* **THE INPUT**:
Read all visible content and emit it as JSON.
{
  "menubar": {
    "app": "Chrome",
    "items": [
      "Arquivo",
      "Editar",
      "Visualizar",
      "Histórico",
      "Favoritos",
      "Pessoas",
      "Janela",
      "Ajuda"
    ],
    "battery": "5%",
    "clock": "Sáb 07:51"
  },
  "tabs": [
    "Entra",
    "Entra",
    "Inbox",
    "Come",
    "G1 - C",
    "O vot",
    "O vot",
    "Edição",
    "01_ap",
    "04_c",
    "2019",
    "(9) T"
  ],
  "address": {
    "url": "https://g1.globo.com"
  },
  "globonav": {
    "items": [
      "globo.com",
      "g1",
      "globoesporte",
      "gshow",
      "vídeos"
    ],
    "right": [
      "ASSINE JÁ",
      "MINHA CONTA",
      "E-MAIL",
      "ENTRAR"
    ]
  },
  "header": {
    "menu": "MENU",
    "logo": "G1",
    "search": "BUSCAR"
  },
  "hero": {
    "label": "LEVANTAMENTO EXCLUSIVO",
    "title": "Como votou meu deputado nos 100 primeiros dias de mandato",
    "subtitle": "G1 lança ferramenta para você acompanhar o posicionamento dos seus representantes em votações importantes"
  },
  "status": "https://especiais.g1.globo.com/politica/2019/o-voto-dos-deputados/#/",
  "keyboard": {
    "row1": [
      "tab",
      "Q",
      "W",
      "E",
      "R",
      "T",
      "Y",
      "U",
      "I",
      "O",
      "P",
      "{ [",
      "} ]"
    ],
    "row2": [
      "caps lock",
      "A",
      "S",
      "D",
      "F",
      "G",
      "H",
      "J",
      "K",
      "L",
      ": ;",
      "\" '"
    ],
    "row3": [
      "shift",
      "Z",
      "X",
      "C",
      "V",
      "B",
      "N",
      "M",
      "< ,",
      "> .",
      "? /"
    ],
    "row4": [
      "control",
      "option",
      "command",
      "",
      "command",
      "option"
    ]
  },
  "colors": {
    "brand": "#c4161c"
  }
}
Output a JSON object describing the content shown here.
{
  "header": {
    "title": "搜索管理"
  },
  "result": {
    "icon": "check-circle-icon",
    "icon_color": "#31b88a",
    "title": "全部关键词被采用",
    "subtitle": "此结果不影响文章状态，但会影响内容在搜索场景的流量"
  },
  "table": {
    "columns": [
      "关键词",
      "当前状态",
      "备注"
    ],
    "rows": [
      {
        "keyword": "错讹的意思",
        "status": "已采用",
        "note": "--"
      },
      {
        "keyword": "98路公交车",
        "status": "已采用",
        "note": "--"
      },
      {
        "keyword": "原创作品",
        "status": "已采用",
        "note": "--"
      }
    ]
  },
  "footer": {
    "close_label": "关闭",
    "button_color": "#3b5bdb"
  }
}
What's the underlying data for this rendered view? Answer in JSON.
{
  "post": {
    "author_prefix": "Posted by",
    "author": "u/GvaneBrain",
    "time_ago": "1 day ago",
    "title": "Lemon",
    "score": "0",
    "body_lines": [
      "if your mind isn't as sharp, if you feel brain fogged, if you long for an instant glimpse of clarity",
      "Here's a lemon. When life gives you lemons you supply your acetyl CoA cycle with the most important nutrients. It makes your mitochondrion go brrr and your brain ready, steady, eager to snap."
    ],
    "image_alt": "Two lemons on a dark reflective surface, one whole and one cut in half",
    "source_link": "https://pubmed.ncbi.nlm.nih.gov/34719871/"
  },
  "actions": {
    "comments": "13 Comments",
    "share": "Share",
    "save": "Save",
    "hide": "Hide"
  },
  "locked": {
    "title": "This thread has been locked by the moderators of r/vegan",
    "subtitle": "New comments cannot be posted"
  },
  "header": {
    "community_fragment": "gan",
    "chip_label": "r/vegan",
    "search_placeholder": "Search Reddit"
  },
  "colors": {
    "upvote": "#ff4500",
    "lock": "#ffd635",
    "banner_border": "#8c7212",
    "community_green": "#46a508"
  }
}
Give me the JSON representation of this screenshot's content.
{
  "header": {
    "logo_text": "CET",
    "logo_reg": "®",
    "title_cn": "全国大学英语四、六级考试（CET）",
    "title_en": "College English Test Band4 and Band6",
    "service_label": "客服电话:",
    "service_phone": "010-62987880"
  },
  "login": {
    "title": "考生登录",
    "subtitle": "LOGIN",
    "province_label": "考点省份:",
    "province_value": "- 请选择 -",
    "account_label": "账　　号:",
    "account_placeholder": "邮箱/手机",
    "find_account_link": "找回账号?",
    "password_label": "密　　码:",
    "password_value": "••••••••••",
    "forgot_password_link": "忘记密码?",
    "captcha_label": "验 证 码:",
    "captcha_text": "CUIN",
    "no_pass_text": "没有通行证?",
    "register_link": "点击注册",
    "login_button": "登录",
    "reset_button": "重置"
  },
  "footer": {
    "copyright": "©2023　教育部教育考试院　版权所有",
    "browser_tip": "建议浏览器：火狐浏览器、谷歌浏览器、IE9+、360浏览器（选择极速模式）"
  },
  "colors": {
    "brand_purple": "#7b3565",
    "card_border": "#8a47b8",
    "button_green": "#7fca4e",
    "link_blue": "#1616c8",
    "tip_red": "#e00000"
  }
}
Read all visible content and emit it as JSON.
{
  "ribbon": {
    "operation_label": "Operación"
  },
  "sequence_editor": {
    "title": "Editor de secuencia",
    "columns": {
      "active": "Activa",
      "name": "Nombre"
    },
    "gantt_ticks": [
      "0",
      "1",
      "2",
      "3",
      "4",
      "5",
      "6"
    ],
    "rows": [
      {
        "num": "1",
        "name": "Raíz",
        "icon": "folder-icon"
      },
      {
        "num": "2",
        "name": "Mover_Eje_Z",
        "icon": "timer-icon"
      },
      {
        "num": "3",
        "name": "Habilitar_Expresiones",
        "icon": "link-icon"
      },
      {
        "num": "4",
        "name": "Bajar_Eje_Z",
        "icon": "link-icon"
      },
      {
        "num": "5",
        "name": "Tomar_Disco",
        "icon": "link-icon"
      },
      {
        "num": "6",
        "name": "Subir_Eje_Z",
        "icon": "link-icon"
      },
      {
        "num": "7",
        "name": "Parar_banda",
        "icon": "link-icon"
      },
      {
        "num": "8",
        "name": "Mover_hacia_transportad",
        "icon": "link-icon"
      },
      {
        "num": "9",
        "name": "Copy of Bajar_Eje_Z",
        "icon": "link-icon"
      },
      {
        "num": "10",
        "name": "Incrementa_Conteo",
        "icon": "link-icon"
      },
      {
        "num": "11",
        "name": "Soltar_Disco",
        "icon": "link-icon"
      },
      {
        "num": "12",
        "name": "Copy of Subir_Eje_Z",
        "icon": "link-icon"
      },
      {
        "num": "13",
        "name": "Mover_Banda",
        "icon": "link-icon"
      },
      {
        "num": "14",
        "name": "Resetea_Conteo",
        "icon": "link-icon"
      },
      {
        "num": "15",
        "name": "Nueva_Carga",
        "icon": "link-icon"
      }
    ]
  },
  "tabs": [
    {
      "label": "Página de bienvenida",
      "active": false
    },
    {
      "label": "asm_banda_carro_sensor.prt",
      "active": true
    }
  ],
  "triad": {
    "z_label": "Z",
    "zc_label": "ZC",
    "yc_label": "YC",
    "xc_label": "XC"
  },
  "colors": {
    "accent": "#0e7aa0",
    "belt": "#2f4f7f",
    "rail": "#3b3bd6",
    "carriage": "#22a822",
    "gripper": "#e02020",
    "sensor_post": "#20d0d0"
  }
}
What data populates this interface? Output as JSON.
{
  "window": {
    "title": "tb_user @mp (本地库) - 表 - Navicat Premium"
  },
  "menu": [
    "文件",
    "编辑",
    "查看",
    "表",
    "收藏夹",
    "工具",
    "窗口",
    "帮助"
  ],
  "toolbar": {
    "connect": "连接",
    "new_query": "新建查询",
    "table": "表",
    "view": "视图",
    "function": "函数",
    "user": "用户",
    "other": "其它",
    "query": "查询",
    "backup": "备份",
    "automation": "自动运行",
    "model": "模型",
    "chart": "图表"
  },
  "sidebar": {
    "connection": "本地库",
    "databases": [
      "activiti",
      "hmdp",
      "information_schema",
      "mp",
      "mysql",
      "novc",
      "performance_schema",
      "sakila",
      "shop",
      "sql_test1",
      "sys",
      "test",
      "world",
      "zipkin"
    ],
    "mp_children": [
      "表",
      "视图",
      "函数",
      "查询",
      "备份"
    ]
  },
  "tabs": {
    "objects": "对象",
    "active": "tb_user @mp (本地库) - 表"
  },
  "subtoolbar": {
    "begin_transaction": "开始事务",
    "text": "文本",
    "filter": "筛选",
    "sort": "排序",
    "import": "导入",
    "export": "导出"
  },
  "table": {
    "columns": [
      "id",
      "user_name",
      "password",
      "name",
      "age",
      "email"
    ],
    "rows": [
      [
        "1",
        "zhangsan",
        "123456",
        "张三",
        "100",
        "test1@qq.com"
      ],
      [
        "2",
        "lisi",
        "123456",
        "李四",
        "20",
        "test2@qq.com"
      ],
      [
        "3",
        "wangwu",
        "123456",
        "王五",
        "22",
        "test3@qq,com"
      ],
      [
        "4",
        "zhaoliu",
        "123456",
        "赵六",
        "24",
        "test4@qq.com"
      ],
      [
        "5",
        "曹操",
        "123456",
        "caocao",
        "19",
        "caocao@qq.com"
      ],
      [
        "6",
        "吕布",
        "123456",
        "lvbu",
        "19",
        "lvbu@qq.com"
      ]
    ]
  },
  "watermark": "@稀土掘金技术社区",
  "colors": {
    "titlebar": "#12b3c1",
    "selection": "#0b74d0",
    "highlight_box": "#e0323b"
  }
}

* **EXERCISE OBJECTIVE**: Check each line above for the string "Output" and show the ones that have it.

* **SOLUTION**:
Output a JSON object describing the content shown here.
What data populates this interface? Output as JSON.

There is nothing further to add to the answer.